--- Quoted text ---
Moving into early 2012, when the industry was spilling rivers of red ink as a result of the negative gross margin and the players were going as far as paying advances in order to snatch business from their competitors, 55.com launched the mall model. The new business model provided a mechanism whereby traditional life services merchants could open online brand boutiques and extend their products and services from offline to online. Merchants could market and promote the services offered in their brick and mortar stores, including group-buying, discount cards and vouchers, flash sales and specials by displaying them in their online boutiques. They were able to price and market their products independently as well as sell online with a long-term perspective, just as merchants do on Tmall, China’s largest online retail marketplace.

E-commerce sites, which provide localized, customized and timely life services, are more complex and require more mobility than Tmall or a physical store can offer. In the last few years, 55.com is seeing nearly 70 percent of its orders coming from buyers who order through their mobile device.

55.com upgraded its service offerings in July of this year. In addition to helping merchants set up brand outlets on its PC and mobile platforms, 55.com further assisted them in building proprietary mobile store client endpoints, and in supporting the merchants in creating third-party platform stores, including on the WeChat and Baidu "Zhidahao" platforms. The new set of services allow merchants to achieve one-click management of their back end, synchronize their content on multiple platforms, interact with their users directly, drive online direct sales, launch dynamic promotions and increase the number of repeat customers.

--- Problem a ---
Repeat the lines of the records exactly as they appear, from the line with "toc-entry-label: 第二节 SMW" up to and including the line with "toc-entry[interactable] [862, 556, 1476, 578]".

--- Supplied entries ---
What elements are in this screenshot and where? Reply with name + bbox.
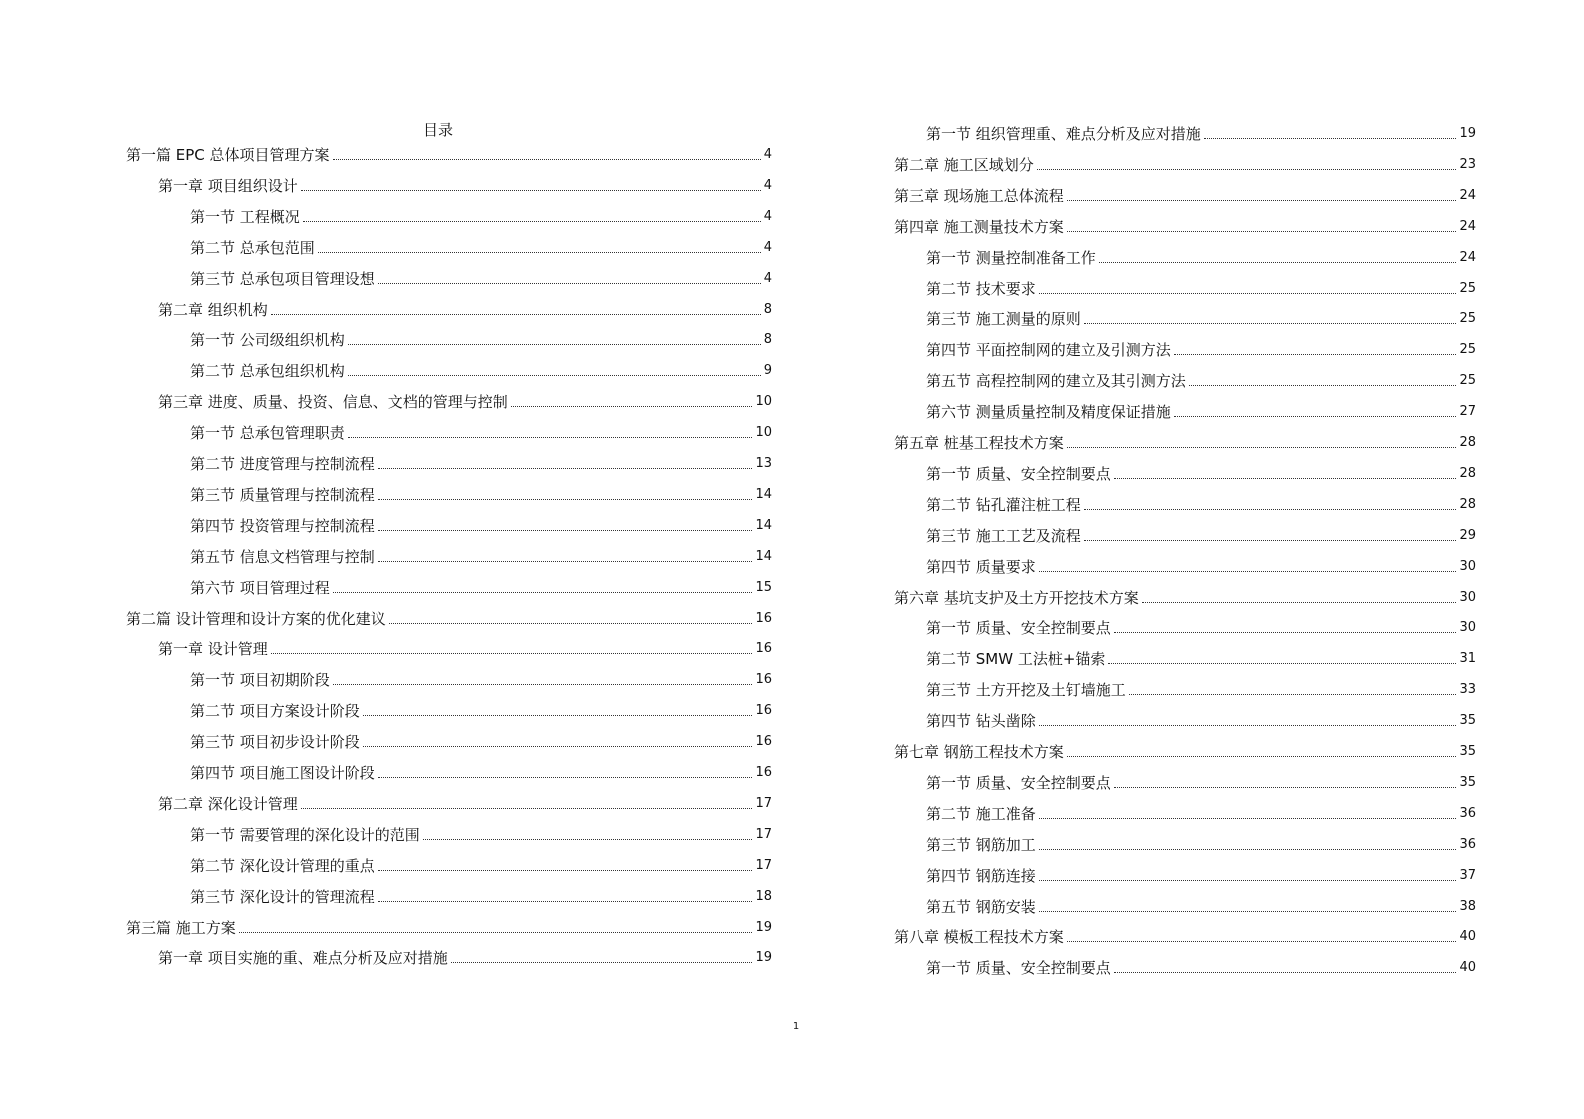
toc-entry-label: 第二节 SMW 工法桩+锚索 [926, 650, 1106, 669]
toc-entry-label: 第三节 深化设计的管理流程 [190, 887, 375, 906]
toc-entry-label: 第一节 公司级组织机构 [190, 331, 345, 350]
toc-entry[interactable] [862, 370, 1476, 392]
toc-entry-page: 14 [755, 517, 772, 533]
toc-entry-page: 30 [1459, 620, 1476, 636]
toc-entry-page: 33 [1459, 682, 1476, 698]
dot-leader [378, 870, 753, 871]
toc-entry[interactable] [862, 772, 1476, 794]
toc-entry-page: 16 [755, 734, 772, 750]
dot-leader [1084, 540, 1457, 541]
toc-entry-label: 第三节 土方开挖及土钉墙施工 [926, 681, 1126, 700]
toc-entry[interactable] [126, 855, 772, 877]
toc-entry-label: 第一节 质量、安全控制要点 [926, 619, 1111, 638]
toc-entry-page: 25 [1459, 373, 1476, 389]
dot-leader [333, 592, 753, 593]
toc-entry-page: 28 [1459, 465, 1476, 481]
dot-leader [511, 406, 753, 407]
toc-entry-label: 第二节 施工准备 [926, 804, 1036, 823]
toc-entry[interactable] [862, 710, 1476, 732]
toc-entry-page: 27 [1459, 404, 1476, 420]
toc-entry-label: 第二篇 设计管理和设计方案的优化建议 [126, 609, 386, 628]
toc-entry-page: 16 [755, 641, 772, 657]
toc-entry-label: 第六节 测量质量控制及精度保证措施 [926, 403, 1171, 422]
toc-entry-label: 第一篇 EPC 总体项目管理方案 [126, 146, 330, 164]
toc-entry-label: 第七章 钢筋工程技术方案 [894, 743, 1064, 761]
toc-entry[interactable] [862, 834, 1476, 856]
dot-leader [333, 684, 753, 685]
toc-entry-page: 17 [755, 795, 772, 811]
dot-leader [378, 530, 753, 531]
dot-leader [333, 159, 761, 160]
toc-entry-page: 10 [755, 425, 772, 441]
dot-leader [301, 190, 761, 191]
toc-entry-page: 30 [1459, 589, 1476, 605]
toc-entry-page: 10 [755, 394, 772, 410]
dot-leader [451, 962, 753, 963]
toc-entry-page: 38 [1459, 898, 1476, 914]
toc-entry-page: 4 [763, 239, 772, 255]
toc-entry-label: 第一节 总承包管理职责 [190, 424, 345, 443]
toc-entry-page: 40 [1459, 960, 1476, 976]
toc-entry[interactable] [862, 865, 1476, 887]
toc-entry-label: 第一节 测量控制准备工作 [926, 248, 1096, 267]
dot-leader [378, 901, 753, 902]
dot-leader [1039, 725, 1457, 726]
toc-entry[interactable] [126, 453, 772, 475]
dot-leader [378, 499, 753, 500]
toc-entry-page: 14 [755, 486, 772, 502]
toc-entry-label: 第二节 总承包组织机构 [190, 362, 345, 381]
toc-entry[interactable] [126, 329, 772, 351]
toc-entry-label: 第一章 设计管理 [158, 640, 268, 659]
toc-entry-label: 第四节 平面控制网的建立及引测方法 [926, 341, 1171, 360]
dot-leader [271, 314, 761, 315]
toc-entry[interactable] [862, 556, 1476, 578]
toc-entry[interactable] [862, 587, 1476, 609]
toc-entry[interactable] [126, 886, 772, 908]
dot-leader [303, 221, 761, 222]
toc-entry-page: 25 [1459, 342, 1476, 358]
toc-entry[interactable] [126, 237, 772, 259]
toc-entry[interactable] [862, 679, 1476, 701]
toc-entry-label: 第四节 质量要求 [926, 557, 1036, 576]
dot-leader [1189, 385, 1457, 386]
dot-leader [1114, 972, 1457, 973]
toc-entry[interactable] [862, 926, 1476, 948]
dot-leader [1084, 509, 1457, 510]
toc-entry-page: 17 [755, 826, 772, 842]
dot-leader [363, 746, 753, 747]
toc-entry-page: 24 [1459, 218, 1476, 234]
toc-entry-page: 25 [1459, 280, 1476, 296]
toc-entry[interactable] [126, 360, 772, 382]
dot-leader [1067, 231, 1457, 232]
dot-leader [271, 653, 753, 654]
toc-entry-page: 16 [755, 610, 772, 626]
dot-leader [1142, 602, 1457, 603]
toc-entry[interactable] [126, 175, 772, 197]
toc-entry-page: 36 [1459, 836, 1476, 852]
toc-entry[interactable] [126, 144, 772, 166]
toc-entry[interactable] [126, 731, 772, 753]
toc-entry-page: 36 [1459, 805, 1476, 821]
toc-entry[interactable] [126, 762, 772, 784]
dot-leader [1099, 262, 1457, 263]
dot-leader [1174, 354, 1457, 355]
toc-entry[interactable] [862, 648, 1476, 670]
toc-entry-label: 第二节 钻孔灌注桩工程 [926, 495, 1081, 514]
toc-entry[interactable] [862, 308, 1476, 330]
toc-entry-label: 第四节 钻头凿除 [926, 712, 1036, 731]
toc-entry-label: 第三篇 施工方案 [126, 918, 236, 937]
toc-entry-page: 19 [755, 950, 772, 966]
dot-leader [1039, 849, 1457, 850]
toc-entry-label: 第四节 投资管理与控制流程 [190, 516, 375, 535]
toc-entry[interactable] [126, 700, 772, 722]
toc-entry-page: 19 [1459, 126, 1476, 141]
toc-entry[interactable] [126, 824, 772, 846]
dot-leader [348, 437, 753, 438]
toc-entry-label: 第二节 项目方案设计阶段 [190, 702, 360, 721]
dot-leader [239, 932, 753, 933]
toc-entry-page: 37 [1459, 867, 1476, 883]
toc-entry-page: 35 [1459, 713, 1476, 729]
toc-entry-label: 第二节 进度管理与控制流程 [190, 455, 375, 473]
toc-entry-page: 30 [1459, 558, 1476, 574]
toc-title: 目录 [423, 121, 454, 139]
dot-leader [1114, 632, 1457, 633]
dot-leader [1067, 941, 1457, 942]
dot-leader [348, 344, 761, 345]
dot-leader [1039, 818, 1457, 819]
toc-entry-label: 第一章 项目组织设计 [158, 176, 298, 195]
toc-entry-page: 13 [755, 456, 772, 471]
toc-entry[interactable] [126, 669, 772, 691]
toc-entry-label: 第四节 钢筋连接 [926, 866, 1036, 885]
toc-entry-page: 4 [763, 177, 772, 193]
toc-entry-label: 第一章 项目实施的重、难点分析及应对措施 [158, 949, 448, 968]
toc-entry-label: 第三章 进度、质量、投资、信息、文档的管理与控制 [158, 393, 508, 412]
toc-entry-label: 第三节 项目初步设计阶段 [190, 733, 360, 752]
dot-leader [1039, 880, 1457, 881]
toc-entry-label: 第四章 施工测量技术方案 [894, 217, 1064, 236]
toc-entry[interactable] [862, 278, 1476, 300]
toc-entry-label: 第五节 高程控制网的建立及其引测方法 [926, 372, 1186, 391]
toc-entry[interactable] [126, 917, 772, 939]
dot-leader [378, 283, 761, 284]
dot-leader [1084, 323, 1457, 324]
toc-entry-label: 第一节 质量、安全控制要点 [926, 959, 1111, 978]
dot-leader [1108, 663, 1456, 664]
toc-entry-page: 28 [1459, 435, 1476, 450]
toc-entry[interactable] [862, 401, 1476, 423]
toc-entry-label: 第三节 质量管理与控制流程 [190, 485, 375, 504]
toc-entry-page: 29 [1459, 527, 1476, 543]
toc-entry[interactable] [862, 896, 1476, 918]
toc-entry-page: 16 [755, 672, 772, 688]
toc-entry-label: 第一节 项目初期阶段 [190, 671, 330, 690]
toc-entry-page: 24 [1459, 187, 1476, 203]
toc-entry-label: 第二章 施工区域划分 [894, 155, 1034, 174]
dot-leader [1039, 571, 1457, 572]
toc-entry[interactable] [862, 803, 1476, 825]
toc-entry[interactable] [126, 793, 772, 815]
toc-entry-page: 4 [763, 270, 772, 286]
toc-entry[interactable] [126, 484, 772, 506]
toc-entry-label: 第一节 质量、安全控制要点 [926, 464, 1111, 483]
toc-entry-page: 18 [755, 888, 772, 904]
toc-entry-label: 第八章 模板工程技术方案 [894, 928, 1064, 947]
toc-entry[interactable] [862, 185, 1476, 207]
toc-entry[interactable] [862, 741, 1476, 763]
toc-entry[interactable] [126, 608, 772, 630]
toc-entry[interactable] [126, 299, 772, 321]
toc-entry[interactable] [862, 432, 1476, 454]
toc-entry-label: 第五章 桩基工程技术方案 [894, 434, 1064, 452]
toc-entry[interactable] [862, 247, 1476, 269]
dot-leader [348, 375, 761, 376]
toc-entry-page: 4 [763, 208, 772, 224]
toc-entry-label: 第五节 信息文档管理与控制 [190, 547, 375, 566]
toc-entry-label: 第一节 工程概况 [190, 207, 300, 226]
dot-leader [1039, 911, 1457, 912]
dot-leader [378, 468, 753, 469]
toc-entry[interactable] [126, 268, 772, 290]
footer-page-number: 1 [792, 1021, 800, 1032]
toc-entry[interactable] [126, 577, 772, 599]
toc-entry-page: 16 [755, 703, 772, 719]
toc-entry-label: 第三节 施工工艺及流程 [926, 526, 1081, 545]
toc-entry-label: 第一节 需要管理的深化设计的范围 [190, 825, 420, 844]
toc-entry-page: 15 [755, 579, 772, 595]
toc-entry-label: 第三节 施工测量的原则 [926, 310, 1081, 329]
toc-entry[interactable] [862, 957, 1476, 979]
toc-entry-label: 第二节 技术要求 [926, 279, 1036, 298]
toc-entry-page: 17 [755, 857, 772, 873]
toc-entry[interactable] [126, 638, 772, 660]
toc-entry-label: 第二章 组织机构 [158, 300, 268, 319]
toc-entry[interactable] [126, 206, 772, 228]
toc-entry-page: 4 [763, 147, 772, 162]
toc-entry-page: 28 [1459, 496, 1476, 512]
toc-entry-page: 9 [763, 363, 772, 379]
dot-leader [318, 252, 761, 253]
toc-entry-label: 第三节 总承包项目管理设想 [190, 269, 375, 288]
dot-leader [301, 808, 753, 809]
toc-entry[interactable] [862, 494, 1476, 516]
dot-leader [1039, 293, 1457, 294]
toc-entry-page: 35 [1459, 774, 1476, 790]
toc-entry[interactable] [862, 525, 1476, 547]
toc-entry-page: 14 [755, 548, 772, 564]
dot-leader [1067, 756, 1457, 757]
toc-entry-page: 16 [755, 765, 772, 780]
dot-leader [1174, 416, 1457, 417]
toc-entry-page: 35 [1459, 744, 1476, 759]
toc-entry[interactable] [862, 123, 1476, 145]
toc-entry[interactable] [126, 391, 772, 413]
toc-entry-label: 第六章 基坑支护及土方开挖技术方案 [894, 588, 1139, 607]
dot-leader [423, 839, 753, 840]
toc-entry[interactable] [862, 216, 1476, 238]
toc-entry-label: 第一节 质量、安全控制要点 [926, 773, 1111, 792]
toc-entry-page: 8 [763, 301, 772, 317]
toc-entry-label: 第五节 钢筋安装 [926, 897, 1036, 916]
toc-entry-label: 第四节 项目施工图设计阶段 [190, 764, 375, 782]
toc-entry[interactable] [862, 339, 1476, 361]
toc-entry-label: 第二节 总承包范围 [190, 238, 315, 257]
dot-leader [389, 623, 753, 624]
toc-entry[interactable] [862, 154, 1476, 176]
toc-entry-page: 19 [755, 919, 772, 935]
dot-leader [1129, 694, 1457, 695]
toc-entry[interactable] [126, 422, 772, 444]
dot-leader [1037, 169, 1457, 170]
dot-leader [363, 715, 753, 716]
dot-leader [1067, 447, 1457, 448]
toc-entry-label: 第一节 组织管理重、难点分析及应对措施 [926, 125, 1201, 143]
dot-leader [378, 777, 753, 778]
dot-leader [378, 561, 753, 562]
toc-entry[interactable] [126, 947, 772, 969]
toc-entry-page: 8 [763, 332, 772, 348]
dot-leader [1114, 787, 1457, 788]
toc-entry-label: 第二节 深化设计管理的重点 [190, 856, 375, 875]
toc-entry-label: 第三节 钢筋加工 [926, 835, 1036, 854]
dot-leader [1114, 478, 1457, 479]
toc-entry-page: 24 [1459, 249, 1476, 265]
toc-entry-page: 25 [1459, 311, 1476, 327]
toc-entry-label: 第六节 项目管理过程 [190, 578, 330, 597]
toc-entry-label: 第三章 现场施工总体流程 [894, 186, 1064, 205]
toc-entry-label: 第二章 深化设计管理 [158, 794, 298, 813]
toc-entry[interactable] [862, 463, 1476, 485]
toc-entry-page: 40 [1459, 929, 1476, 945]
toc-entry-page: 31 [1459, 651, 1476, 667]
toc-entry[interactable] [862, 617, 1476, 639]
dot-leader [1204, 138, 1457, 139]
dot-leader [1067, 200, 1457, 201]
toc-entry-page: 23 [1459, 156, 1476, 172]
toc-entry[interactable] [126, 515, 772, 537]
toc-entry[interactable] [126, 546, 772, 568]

* * *

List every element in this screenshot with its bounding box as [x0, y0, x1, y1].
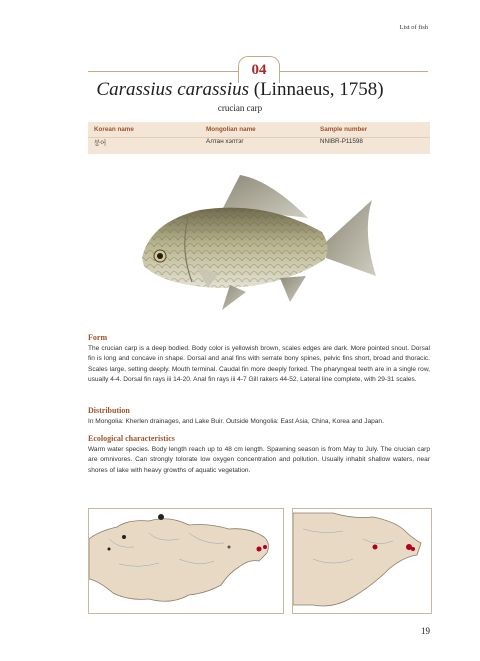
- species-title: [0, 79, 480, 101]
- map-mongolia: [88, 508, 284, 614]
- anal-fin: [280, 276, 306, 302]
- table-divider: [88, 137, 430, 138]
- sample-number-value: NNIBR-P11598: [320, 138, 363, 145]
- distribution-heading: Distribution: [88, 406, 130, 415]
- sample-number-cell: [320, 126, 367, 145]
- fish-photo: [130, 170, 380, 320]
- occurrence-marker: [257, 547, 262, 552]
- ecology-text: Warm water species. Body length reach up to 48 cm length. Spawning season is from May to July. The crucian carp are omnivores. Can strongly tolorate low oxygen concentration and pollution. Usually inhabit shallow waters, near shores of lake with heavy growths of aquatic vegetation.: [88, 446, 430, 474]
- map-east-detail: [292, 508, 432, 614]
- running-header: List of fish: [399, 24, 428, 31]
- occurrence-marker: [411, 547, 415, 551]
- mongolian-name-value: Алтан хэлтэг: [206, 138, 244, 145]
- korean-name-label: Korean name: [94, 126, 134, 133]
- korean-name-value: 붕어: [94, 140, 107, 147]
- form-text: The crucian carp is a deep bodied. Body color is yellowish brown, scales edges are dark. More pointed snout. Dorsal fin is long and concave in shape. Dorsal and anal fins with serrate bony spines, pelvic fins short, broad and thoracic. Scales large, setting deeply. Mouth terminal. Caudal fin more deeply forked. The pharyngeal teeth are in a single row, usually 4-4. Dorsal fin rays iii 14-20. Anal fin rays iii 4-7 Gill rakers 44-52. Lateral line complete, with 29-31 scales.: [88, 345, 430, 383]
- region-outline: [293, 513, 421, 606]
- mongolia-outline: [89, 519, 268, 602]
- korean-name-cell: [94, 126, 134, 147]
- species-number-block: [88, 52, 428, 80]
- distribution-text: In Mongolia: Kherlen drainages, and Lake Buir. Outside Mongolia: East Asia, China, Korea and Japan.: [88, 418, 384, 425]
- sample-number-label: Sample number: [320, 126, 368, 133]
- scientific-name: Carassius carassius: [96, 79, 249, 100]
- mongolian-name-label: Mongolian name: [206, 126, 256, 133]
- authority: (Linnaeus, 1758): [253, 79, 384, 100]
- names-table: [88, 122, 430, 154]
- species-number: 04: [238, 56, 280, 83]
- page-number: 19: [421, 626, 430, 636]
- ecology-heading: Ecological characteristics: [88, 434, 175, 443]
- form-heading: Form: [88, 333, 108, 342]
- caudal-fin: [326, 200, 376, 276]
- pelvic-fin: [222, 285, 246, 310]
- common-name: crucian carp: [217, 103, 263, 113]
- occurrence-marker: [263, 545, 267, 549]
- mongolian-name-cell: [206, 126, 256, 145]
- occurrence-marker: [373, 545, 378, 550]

--- Problem b ---
In the text about 55.com, quote the passage from "55.com upgraded its" up to and including "of repeat customers.".

--- Worked answer a ---
toc-entry-label: 第二节 SMW 工法桩+锚索 [926, 650, 1106, 669]
toc-entry-label: 第三节 深化设计的管理流程 [190, 887, 375, 906]
toc-entry-label: 第一节 公司级组织机构 [190, 331, 345, 350]
toc-entry[interactable] [862, 370, 1476, 392]
toc-entry-page: 14 [755, 517, 772, 533]
toc-entry-page: 30 [1459, 620, 1476, 636]
toc-entry-page: 33 [1459, 682, 1476, 698]
dot-leader [378, 870, 753, 871]
toc-entry[interactable] [862, 772, 1476, 794]
toc-entry-page: 16 [755, 734, 772, 750]
dot-leader [1084, 540, 1457, 541]
toc-entry-label: 第三节 土方开挖及土钉墙施工 [926, 681, 1126, 700]
toc-entry[interactable] [126, 855, 772, 877]
toc-entry-label: 第一节 质量、安全控制要点 [926, 619, 1111, 638]
toc-entry-page: 25 [1459, 373, 1476, 389]
dot-leader [333, 592, 753, 593]
toc-entry-page: 28 [1459, 465, 1476, 481]
dot-leader [511, 406, 753, 407]
toc-entry-label: 第二节 施工准备 [926, 804, 1036, 823]
toc-entry[interactable] [862, 710, 1476, 732]
toc-entry-page: 27 [1459, 404, 1476, 420]
toc-entry-label: 第二篇 设计管理和设计方案的优化建议 [126, 609, 386, 628]
toc-entry-page: 16 [755, 641, 772, 657]
toc-entry-label: 第六节 测量质量控制及精度保证措施 [926, 403, 1171, 422]
toc-entry-label: 第一篇 EPC 总体项目管理方案 [126, 146, 330, 164]
toc-entry-label: 第七章 钢筋工程技术方案 [894, 743, 1064, 761]
toc-entry[interactable] [862, 834, 1476, 856]
dot-leader [333, 684, 753, 685]
toc-entry-page: 17 [755, 795, 772, 811]
dot-leader [378, 530, 753, 531]
dot-leader [333, 159, 761, 160]
toc-entry-page: 10 [755, 425, 772, 441]
dot-leader [301, 190, 761, 191]
toc-entry-page: 30 [1459, 589, 1476, 605]
toc-entry-page: 10 [755, 394, 772, 410]
dot-leader [451, 962, 753, 963]
toc-entry-page: 38 [1459, 898, 1476, 914]
toc-entry-page: 4 [763, 239, 772, 255]
toc-entry-label: 第一节 总承包管理职责 [190, 424, 345, 443]
toc-entry-page: 40 [1459, 960, 1476, 976]
toc-entry[interactable] [862, 865, 1476, 887]
toc-entry-label: 第一节 测量控制准备工作 [926, 248, 1096, 267]
dot-leader [378, 901, 753, 902]
dot-leader [1039, 725, 1457, 726]
toc-entry[interactable] [126, 453, 772, 475]
dot-leader [378, 499, 753, 500]
toc-entry-page: 14 [755, 486, 772, 502]
toc-entry-label: 第二节 总承包组织机构 [190, 362, 345, 381]
toc-entry[interactable] [126, 329, 772, 351]
toc-entry-label: 第一章 设计管理 [158, 640, 268, 659]
toc-entry-label: 第四节 平面控制网的建立及引测方法 [926, 341, 1171, 360]
dot-leader [271, 314, 761, 315]
toc-entry[interactable] [862, 556, 1476, 578]

--- Worked answer b ---
55.com upgraded its service offerings in July of this year. In addition to helping merchants set up brand outlets on its PC and mobile platforms, 55.com further assisted them in building proprietary mobile store client endpoints, and in supporting the merchants in creating third-party platform stores, including on the WeChat and Baidu "Zhidahao" platforms. The new set of services allow merchants to achieve one-click management of their back end, synchronize their content on multiple platforms, interact with their users directly, drive online direct sales, launch dynamic promotions and increase the number of repeat customers.